# start of Data

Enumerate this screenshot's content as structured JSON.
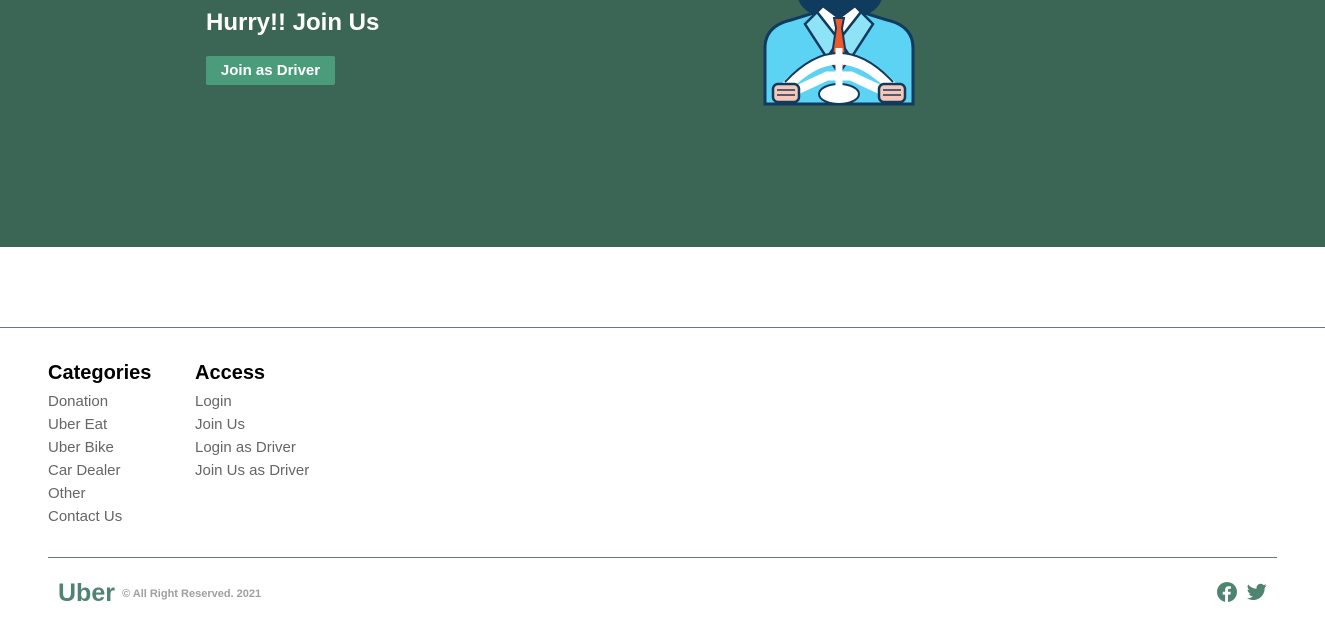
{
  "hero": {
    "title": "Hurry!! Join Us",
    "join_button_label": "Join as Driver",
    "illustration_icon": "driver-steering-wheel-illustration"
  },
  "footer": {
    "categories": {
      "heading": "Categories",
      "items": [
        "Donation",
        "Uber Eat",
        "Uber Bike",
        "Car Dealer",
        "Other",
        "Contact Us"
      ]
    },
    "access": {
      "heading": "Access",
      "items": [
        "Login",
        "Join Us",
        "Login as Driver",
        "Join Us as Driver"
      ]
    },
    "brand": "Uber",
    "copyright": "© All Right Reserved. 2021",
    "social_icons": [
      "facebook-icon",
      "twitter-icon"
    ]
  },
  "colors": {
    "hero_background": "#3b6554",
    "button_background": "#4a9c7a",
    "brand_green": "#4f8470",
    "divider": "#5f7f72",
    "link_gray": "#666666"
  }
}
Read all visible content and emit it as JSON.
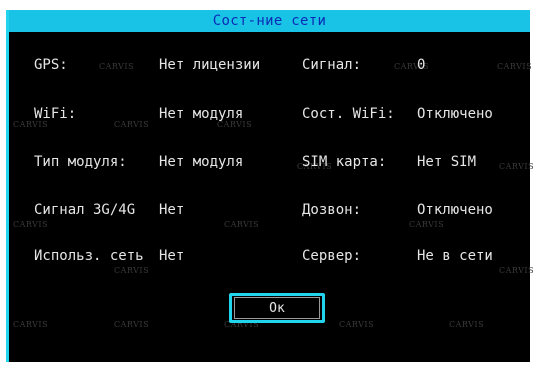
{
  "dialog": {
    "title": "Сост-ние сети"
  },
  "rows": [
    {
      "l1": "GPS:",
      "v1": "Нет лицензии",
      "l2": "Сигнал:",
      "v2": "0"
    },
    {
      "l1": "WiFi:",
      "v1": "Нет модуля",
      "l2": "Сост. WiFi:",
      "v2": "Отключено"
    },
    {
      "l1": "Тип модуля:",
      "v1": "Нет модуля",
      "l2": "SIM карта:",
      "v2": "Нет SIM"
    },
    {
      "l1": "Сигнал 3G/4G",
      "v1": "Нет",
      "l2": "Дозвон:",
      "v2": "Отключено"
    },
    {
      "l1": "Использ. сеть",
      "v1": "Нет",
      "l2": "Сервер:",
      "v2": "Не в сети"
    }
  ],
  "ok_button": {
    "label": "Ок"
  },
  "watermark": "CARVIS",
  "colors": {
    "accent": "#22d3ee",
    "title_bg": "#19c3e6",
    "title_text": "#0b2bb5",
    "background": "#000000",
    "text": "#e6e6e6"
  }
}
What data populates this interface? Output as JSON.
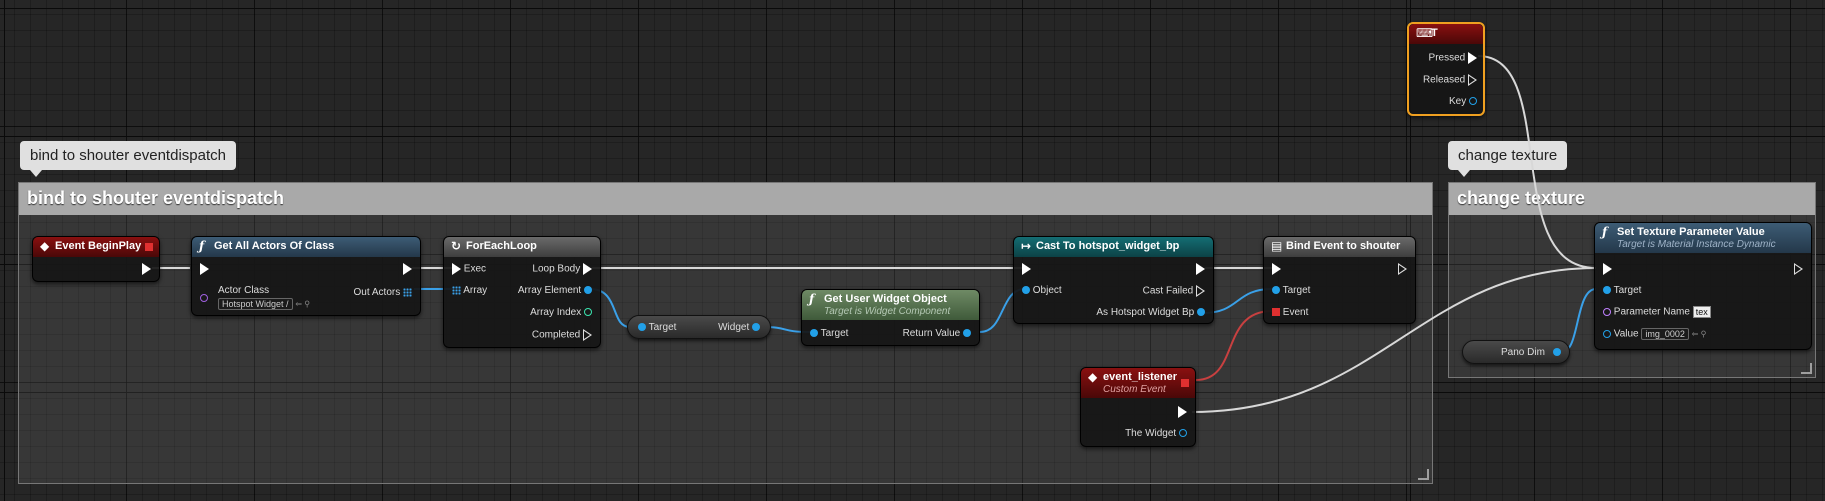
{
  "comments": [
    {
      "bubble": "bind to shouter eventdispatch",
      "title": "bind to shouter eventdispatch"
    },
    {
      "bubble": "change texture",
      "title": "change texture"
    }
  ],
  "nodes": {
    "begin_play": {
      "title": "Event BeginPlay"
    },
    "get_all_actors": {
      "title": "Get All Actors Of Class",
      "actor_class_label": "Actor Class",
      "actor_class_value": "Hotspot Widget /",
      "out_actors": "Out Actors"
    },
    "foreach": {
      "title": "ForEachLoop",
      "exec": "Exec",
      "array": "Array",
      "loop_body": "Loop Body",
      "array_element": "Array Element",
      "array_index": "Array Index",
      "completed": "Completed"
    },
    "target_widget": {
      "target": "Target",
      "widget": "Widget"
    },
    "get_user_widget": {
      "title": "Get User Widget Object",
      "subtitle": "Target is Widget Component",
      "target": "Target",
      "return_value": "Return Value"
    },
    "cast": {
      "title": "Cast To hotspot_widget_bp",
      "object": "Object",
      "cast_failed": "Cast Failed",
      "as_hotspot": "As Hotspot Widget Bp"
    },
    "bind_event": {
      "title": "Bind Event to shouter",
      "target": "Target",
      "event": "Event"
    },
    "event_listener": {
      "title": "event_listener",
      "subtitle": "Custom Event",
      "the_widget": "The Widget"
    },
    "key_t": {
      "title": "T",
      "pressed": "Pressed",
      "released": "Released",
      "key": "Key"
    },
    "pano_dim": {
      "label": "Pano Dim"
    },
    "set_texture": {
      "title": "Set Texture Parameter Value",
      "subtitle": "Target is Material Instance Dynamic",
      "target": "Target",
      "param_name_label": "Parameter Name",
      "param_name_value": "tex",
      "value_label": "Value",
      "value_value": "img_0002"
    }
  },
  "colors": {
    "exec": "#ffffff",
    "object": "#22a0e8",
    "event": "#e03030",
    "name": "#c080ff",
    "wire_exec": "#d8d8d8",
    "wire_red": "#c84040"
  },
  "icons": {
    "function": "function-icon",
    "event": "event-diamond-icon",
    "loop": "loop-icon",
    "cast": "cast-arrow-icon",
    "bind": "bind-event-icon",
    "keyboard": "keyboard-icon"
  }
}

# end of Data

Exercise prompt: In the entries above, find every line with the word "this" and list it.

Written answer:
Enumerate this screenshot's content as structured JSON.
What data populates this interface? Output as JSON.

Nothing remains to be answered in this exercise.